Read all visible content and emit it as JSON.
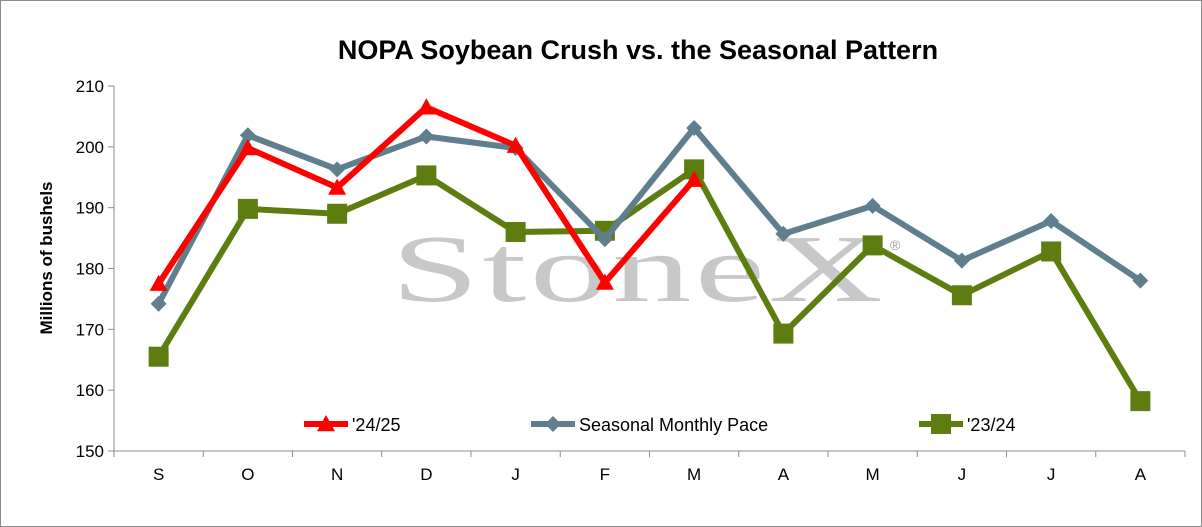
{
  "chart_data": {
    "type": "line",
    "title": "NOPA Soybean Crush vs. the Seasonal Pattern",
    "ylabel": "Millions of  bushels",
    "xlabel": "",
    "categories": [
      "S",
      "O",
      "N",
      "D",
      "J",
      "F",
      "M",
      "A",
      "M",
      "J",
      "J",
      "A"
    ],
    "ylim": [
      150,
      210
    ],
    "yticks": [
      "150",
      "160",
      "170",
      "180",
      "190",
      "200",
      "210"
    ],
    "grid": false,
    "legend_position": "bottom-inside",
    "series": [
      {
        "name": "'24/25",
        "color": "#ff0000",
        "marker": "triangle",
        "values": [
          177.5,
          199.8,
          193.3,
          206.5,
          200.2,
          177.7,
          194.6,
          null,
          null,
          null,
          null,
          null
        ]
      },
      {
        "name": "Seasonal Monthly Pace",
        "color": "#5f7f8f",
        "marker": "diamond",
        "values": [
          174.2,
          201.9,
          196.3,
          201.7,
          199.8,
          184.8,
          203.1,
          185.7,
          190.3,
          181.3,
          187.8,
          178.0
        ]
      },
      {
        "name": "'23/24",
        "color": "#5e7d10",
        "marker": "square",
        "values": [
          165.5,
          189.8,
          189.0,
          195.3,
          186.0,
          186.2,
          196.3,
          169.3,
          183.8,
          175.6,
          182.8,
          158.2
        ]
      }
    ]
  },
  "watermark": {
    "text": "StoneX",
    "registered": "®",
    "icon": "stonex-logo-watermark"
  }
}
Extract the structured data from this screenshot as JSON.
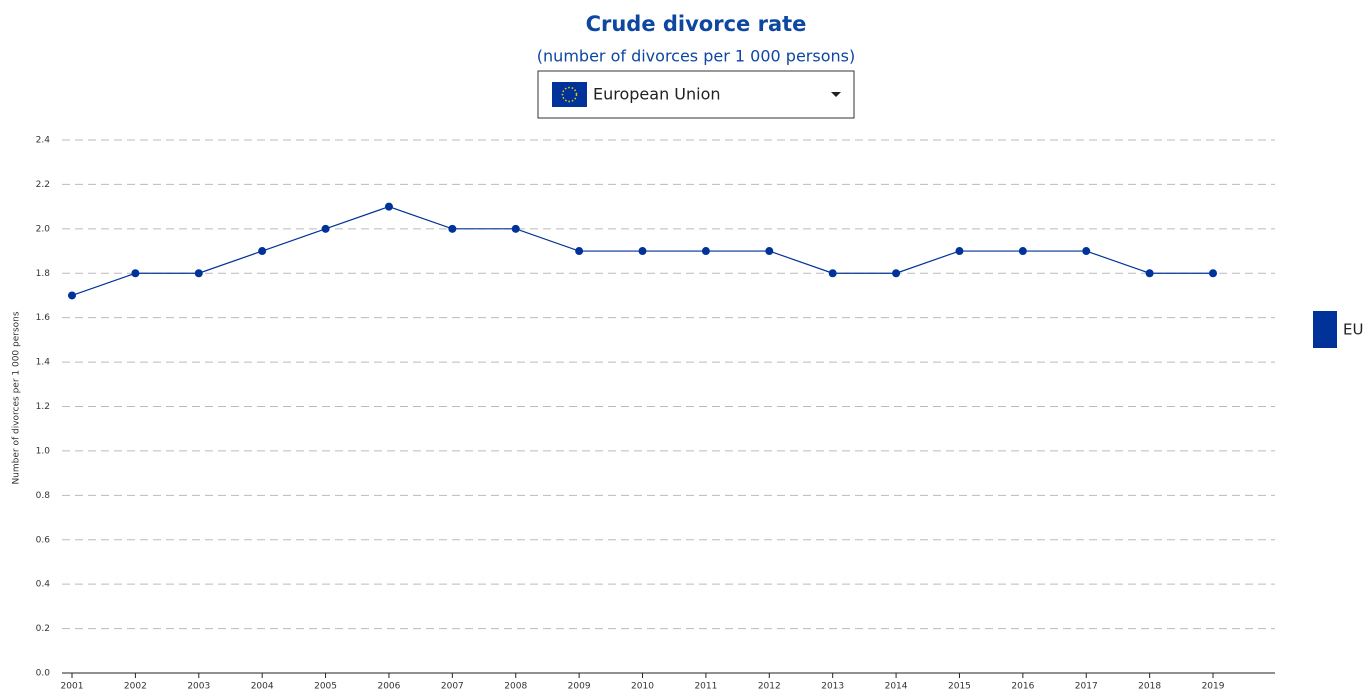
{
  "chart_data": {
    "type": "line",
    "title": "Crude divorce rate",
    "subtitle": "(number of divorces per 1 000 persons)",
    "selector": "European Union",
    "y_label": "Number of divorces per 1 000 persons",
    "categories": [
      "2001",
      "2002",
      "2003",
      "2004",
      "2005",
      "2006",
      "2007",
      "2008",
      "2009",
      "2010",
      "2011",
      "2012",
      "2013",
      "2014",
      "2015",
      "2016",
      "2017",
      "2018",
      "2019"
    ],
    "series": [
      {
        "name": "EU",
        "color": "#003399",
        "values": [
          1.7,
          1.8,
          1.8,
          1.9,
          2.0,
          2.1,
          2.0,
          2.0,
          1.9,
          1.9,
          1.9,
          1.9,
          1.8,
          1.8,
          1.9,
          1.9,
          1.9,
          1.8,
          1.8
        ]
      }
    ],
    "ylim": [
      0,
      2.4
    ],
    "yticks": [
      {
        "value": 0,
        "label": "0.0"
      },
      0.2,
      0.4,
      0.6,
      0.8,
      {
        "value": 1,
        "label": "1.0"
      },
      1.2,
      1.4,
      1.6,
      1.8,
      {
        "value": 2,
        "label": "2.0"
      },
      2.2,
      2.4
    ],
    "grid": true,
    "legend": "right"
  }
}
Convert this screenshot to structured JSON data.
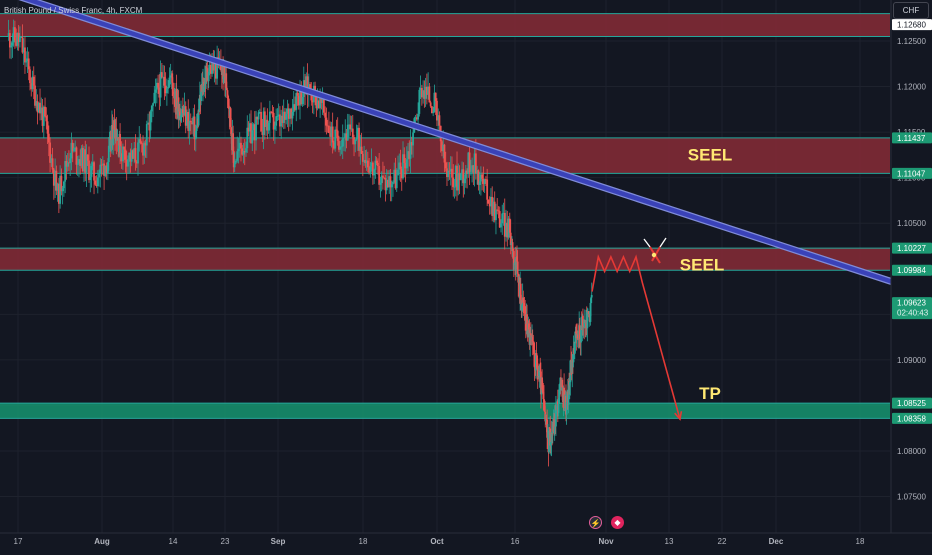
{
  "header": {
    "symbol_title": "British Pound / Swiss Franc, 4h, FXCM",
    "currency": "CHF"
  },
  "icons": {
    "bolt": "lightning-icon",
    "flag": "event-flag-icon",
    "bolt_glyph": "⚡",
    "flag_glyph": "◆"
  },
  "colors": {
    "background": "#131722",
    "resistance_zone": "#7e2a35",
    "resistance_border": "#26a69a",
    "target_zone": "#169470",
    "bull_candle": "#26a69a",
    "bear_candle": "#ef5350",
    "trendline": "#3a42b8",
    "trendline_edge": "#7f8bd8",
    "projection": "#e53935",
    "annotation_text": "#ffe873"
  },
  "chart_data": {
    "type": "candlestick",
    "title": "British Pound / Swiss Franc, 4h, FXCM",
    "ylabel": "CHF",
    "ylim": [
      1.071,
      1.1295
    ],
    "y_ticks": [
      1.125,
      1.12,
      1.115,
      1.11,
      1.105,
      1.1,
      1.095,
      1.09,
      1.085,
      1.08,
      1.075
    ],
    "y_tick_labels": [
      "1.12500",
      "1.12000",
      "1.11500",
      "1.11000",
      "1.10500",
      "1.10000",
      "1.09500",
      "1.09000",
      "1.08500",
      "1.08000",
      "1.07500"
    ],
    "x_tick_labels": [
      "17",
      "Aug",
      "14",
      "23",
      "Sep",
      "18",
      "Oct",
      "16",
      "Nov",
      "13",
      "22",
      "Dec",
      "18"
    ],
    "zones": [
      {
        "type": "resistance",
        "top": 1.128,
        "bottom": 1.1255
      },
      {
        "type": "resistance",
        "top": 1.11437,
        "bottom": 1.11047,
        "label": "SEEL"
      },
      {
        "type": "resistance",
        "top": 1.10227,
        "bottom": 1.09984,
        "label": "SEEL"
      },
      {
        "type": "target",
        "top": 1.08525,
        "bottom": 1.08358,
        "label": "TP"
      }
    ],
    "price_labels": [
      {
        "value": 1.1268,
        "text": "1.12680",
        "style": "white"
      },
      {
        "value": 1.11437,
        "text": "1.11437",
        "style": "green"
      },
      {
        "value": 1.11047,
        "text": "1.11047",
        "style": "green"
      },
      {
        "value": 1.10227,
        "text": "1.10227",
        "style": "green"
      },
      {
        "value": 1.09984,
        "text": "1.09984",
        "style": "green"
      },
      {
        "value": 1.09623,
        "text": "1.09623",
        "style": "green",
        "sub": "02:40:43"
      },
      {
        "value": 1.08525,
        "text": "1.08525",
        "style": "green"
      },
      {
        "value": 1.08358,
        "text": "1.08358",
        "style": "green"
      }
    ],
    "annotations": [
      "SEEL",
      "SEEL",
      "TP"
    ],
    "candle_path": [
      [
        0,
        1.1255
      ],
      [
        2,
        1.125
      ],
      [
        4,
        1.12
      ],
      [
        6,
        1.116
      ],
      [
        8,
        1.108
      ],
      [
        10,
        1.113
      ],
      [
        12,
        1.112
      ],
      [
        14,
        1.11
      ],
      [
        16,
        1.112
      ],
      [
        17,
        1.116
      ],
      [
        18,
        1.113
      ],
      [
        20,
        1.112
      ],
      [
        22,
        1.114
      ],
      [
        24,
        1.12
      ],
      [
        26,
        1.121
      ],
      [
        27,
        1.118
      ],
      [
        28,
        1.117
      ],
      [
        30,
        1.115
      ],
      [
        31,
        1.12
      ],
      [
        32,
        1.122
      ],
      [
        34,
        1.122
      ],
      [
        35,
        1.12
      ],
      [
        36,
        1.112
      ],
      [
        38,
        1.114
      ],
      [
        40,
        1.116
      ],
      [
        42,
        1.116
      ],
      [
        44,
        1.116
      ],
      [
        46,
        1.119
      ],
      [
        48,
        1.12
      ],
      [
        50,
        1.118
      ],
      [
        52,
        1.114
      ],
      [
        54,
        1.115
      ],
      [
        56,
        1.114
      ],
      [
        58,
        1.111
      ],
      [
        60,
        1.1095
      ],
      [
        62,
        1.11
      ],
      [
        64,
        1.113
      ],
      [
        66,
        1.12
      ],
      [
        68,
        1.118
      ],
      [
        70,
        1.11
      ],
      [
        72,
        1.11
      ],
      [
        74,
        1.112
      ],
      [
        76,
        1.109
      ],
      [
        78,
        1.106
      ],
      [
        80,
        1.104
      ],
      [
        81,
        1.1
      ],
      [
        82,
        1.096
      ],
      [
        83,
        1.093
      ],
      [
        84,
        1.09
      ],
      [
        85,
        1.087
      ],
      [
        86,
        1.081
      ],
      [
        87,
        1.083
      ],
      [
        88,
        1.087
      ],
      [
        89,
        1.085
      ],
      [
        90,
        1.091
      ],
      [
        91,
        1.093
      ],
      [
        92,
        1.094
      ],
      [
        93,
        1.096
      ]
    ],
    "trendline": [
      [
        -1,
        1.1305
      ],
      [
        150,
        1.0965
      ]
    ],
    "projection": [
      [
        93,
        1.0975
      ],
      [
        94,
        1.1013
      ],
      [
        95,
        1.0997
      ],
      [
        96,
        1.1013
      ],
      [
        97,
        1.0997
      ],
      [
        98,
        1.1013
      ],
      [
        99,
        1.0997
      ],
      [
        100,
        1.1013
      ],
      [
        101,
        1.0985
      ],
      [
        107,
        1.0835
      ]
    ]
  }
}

#####

What you are asked to do: What is the number of lines in the listing that contain the string "Pound"? Reply with that number alone.

Full response: 2